> _What the exercise asks_: Please reproduce the part of the ICU theft article from "Mark and Marie" to "an easy target." word for word.

> _Exercise text_:
━━━━

Thieves target accident victim's family in ICU waiting room

Thieves get away with valuables

It seems no place is off limits for thieves. A hospital waiting room might be the last place you'd expect to get ripped off, but one family warns of having a false sense of security. The Georgia family shared their story with the ABC 33/40 i-Team in hopes of preventing others from falling victim and spurring tighter security.

Mark and Marie Toler say when your child is fighting for his life, you shouldn't have to worry about personal items being stolen. Their son 22 year old son Josh was in a horrible ATV accident last November. He was sent to UAB Hospital's Intensive Care Unit where he spent weeks in critical condition. The family says the medical care was excellent, but the lack of security made them an easy target.

"Somebody needs to be accountable," says Mark Toler. Two of the family's cellphones and a billfold were stolen in the overnight hours while the family dozed on two nights in the ICU's 9th floor waiting room. They filed police reports, but no arrests were made.

"My daughter traced her's (cellphone) four blocks away, then it shut off," says Marie Toler. The phones were tucked away out of sight and the billfold was snatched right out of her other son's pants pocket as he napped.

"There's cameras up there; don't they work?" asks a frustrated Mark Toler. They put the value of their loss at $2,000. The family says employees have complained to the administration as have other patients. During their ordeal, another visitor to the ICU waiting room said her purse hidden under blankets was stolen.

They say they rarely saw security even at night. They did on a few occasions see homeless people coming up on the ICU floor with sleeping bags looking for vacant rooms to sleep in and called security. They do not believe the homeless were involved in the thefts, but were concerned people were walking in and out so freely.

In bigger cities you'll find hospitals with more locked doors and access codes required. Most local facilities have open door policies where visitors can come and go. The exceptions are often maternity wards and emergency rooms.

━━━━

> _Recorded information_:
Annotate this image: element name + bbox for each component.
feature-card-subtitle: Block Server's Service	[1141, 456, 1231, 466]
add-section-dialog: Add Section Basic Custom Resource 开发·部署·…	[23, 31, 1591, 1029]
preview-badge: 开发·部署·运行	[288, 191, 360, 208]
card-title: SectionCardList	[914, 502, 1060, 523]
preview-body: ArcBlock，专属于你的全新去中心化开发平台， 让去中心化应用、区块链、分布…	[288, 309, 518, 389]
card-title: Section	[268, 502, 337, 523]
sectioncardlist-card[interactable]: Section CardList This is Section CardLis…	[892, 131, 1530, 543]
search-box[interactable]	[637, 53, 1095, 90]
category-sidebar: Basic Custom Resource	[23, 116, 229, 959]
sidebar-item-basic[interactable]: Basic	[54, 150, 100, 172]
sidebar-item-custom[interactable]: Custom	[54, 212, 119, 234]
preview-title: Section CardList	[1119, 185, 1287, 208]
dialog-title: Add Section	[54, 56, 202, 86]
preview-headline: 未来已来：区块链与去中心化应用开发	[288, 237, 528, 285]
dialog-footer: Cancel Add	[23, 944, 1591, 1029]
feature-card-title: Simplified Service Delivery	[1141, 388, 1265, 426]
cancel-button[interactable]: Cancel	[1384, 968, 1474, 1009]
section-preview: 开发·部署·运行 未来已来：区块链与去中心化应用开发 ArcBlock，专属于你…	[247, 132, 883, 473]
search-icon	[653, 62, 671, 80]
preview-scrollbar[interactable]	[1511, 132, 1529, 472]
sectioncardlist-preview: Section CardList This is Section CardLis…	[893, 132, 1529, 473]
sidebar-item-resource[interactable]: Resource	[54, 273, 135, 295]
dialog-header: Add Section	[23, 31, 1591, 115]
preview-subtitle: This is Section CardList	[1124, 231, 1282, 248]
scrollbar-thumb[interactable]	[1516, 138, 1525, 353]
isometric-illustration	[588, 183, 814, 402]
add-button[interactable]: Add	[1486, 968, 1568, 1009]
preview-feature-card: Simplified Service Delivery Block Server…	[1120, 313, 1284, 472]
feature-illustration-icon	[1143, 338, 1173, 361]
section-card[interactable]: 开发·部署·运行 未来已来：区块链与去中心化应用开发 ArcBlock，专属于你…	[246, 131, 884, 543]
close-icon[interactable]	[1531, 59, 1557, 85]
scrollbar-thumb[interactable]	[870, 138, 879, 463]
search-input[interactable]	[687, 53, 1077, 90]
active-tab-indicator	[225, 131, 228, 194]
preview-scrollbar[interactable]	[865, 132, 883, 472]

━━━━

> _Response to the exercise_:
Mark and Marie Toler say when your child is fighting for his life, you shouldn't have to worry about personal items being stolen. Their son 22 year old son Josh was in a horrible ATV accident last November. He was sent to UAB Hospital's Intensive Care Unit where he spent weeks in critical condition. The family says the medical care was excellent, but the lack of security made them an easy target.